Your task
Rewrite the section that opens with the line containing "heatmap-cell: 1.3e+03 [319,155,405,241]" and closes with the line containing "heatmap-cell: 1.3e+03 [319,413,405,499]", replacing "heatmap-cell" with "matrix-cell" and leaving everything else untouched. Output only those lines.

Information shown

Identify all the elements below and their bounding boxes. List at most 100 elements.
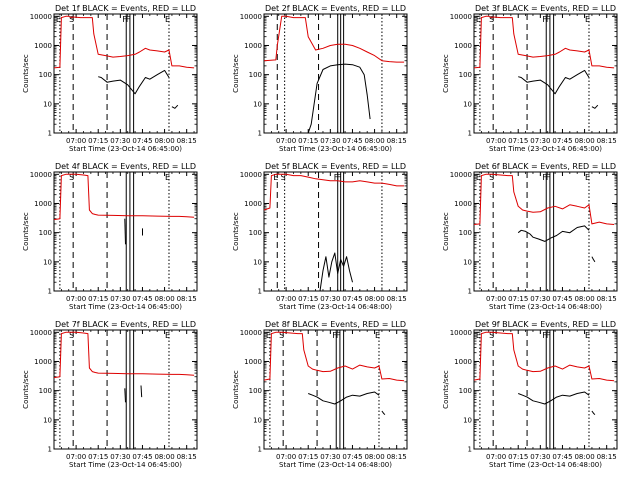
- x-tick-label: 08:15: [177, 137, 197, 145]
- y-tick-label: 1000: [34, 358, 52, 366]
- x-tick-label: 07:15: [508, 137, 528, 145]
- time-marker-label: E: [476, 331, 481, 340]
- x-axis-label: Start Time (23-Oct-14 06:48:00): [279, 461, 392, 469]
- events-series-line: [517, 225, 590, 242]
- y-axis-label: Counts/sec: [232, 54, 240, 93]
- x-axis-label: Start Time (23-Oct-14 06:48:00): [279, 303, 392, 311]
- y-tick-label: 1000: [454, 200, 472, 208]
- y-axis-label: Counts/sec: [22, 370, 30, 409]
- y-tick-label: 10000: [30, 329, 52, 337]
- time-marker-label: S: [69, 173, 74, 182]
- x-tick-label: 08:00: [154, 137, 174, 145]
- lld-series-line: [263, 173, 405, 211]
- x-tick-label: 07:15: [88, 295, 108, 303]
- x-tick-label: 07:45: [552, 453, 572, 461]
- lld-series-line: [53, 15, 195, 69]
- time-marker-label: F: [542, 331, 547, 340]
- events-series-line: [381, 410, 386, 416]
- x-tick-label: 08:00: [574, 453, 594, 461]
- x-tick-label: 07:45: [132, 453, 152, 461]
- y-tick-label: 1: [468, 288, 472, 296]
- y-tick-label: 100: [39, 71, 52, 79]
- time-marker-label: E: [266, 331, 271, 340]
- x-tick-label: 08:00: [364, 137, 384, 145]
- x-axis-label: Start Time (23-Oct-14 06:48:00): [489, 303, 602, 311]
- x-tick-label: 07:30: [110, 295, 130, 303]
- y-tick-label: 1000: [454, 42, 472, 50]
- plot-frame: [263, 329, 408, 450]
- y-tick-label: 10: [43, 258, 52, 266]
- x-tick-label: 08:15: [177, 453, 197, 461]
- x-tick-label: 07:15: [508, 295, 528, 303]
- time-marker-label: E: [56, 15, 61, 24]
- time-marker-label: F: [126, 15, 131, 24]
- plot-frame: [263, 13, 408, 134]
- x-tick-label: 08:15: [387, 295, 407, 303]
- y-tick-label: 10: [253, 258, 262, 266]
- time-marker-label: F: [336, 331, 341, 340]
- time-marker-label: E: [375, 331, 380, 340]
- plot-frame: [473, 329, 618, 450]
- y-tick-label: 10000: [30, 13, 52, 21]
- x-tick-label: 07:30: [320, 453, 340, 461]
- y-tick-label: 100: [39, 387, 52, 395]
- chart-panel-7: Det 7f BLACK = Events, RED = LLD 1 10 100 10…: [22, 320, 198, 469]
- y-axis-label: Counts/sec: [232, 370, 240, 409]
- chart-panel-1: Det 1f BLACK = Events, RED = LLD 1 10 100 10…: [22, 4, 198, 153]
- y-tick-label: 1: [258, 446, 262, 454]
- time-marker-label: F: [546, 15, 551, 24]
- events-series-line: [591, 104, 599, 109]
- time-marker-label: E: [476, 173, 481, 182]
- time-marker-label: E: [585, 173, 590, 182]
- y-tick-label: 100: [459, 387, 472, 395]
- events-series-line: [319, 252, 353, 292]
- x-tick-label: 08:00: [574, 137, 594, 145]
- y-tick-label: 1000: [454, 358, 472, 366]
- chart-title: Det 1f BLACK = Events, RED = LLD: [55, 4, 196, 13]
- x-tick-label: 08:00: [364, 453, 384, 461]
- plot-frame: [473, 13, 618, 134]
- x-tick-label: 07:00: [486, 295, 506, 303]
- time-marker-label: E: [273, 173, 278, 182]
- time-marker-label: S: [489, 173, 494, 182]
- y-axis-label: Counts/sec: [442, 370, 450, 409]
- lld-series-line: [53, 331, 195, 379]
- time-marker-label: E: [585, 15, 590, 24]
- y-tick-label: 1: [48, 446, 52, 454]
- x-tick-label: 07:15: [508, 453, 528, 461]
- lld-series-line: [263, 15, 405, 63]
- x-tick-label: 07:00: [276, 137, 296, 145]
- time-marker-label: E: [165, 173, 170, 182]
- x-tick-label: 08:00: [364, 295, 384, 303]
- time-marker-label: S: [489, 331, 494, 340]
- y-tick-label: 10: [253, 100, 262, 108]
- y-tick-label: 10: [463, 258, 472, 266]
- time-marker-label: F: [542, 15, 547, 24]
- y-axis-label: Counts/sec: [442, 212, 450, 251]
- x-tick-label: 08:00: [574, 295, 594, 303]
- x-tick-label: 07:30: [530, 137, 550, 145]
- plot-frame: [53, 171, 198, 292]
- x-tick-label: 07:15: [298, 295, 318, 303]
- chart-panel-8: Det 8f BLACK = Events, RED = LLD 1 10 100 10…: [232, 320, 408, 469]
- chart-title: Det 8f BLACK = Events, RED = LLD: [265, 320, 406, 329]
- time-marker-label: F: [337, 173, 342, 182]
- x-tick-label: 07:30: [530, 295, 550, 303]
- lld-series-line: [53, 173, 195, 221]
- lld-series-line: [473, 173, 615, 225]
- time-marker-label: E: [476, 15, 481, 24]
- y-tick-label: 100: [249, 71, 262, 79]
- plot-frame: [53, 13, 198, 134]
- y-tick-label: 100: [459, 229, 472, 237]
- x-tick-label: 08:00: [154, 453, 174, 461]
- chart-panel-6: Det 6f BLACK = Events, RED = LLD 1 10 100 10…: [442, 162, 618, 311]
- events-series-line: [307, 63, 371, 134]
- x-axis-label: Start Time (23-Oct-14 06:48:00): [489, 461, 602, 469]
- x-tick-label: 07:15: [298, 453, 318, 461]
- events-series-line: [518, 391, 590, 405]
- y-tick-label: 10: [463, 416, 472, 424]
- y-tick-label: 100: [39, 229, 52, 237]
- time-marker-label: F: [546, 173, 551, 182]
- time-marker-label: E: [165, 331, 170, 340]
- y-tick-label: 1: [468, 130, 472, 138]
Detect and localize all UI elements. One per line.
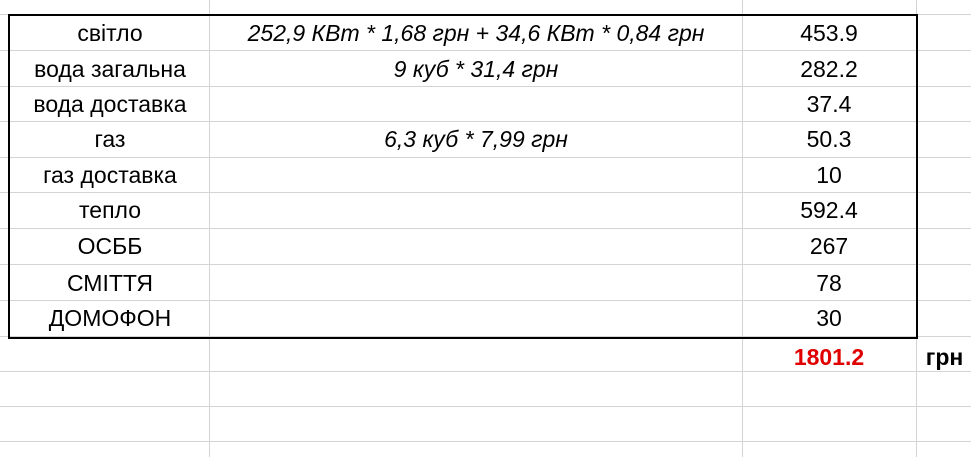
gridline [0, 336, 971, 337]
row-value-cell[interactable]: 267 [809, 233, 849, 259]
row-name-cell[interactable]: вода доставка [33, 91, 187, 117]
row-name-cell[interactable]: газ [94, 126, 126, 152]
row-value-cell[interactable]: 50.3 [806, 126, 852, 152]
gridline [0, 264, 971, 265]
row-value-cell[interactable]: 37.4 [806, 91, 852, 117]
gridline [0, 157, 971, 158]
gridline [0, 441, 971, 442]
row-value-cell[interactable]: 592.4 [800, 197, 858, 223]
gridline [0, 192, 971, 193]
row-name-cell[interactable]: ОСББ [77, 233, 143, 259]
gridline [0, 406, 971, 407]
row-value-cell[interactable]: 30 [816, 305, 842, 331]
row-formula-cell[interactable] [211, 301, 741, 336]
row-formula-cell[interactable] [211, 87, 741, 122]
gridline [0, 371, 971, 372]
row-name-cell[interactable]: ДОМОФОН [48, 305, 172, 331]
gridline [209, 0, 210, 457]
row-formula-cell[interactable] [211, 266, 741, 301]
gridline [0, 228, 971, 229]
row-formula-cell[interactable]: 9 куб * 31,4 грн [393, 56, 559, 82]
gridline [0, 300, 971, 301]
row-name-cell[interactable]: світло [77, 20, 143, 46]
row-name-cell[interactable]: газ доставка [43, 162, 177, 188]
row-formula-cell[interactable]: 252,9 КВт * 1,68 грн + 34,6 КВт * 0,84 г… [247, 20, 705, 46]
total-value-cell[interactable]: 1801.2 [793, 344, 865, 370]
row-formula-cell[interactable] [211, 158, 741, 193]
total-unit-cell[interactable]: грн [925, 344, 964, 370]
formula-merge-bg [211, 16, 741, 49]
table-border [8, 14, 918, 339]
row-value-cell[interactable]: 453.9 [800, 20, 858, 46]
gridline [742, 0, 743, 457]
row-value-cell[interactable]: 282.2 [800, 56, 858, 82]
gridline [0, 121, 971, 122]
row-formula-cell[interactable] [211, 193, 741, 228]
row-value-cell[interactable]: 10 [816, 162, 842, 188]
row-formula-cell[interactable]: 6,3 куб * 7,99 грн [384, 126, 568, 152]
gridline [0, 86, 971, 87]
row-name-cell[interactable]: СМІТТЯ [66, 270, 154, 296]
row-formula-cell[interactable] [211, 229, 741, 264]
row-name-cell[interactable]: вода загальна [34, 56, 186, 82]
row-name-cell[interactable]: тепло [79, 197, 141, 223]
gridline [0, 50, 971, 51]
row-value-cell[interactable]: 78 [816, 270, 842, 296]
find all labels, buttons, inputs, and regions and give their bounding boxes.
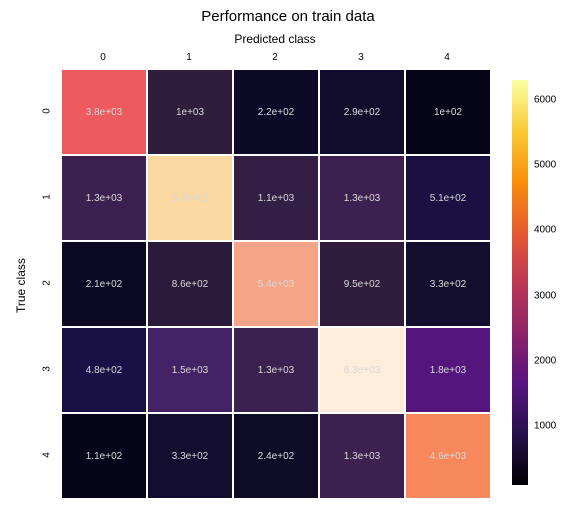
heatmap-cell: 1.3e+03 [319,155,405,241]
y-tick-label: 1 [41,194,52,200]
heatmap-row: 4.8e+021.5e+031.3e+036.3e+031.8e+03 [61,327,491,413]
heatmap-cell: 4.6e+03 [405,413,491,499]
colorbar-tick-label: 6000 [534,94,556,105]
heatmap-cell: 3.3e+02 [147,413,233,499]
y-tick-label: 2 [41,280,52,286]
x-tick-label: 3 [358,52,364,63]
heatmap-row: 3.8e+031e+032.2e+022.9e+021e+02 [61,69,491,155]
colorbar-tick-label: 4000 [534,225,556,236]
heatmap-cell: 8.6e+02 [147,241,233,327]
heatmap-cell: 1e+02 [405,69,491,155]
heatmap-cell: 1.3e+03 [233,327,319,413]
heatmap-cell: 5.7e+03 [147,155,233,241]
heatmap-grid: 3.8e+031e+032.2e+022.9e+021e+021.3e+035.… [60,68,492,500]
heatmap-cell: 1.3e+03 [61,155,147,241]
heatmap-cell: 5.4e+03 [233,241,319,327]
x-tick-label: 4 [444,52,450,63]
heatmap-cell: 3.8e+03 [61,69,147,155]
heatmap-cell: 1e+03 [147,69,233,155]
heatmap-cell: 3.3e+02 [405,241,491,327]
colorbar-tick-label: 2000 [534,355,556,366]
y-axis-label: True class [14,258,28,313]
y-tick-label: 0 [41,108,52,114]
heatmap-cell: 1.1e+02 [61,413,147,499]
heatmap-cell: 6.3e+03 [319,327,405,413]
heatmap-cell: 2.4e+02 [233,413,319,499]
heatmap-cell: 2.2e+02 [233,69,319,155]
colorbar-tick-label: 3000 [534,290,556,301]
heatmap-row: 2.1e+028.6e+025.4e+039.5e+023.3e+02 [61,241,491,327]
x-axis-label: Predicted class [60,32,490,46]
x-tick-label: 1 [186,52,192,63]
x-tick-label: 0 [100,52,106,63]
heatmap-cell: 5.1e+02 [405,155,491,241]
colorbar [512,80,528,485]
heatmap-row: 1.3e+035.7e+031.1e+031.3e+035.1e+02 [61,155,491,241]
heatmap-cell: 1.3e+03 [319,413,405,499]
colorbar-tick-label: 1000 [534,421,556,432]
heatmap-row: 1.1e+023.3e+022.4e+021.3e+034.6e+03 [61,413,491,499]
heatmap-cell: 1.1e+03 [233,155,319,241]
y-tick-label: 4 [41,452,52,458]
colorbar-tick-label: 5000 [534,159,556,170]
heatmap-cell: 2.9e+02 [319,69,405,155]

Solved exercise
matrix-cell: 1.3e+03 [319,155,405,241]
y-tick-label: 1 [41,194,52,200]
heatmap-row: 4.8e+021.5e+031.3e+036.3e+031.8e+03 [61,327,491,413]
matrix-cell: 4.6e+03 [405,413,491,499]
colorbar-tick-label: 6000 [534,94,556,105]
matrix-cell: 3.3e+02 [147,413,233,499]
y-tick-label: 2 [41,280,52,286]
x-tick-label: 3 [358,52,364,63]
heatmap-row: 3.8e+031e+032.2e+022.9e+021e+02 [61,69,491,155]
colorbar-tick-label: 4000 [534,225,556,236]
matrix-cell: 8.6e+02 [147,241,233,327]
matrix-cell: 1e+02 [405,69,491,155]
matrix-cell: 1.3e+03 [233,327,319,413]
matrix-cell: 5.7e+03 [147,155,233,241]
heatmap-grid: 3.8e+031e+032.2e+022.9e+021e+021.3e+035.… [60,68,492,500]
matrix-cell: 1.3e+03 [61,155,147,241]
matrix-cell: 5.4e+03 [233,241,319,327]
x-tick-label: 4 [444,52,450,63]
matrix-cell: 3.8e+03 [61,69,147,155]
matrix-cell: 1e+03 [147,69,233,155]
matrix-cell: 3.3e+02 [405,241,491,327]
colorbar-tick-label: 2000 [534,355,556,366]
y-axis-label: True class [14,258,28,313]
y-tick-label: 0 [41,108,52,114]
matrix-cell: 1.1e+02 [61,413,147,499]
matrix-cell: 6.3e+03 [319,327,405,413]
matrix-cell: 2.4e+02 [233,413,319,499]
matrix-cell: 2.2e+02 [233,69,319,155]
colorbar-tick-label: 3000 [534,290,556,301]
heatmap-row: 2.1e+028.6e+025.4e+039.5e+023.3e+02 [61,241,491,327]
x-axis-label: Predicted class [60,32,490,46]
x-tick-label: 1 [186,52,192,63]
x-tick-label: 0 [100,52,106,63]
matrix-cell: 5.1e+02 [405,155,491,241]
colorbar [512,80,528,485]
heatmap-row: 1.3e+035.7e+031.1e+031.3e+035.1e+02 [61,155,491,241]
matrix-cell: 1.3e+03 [319,413,405,499]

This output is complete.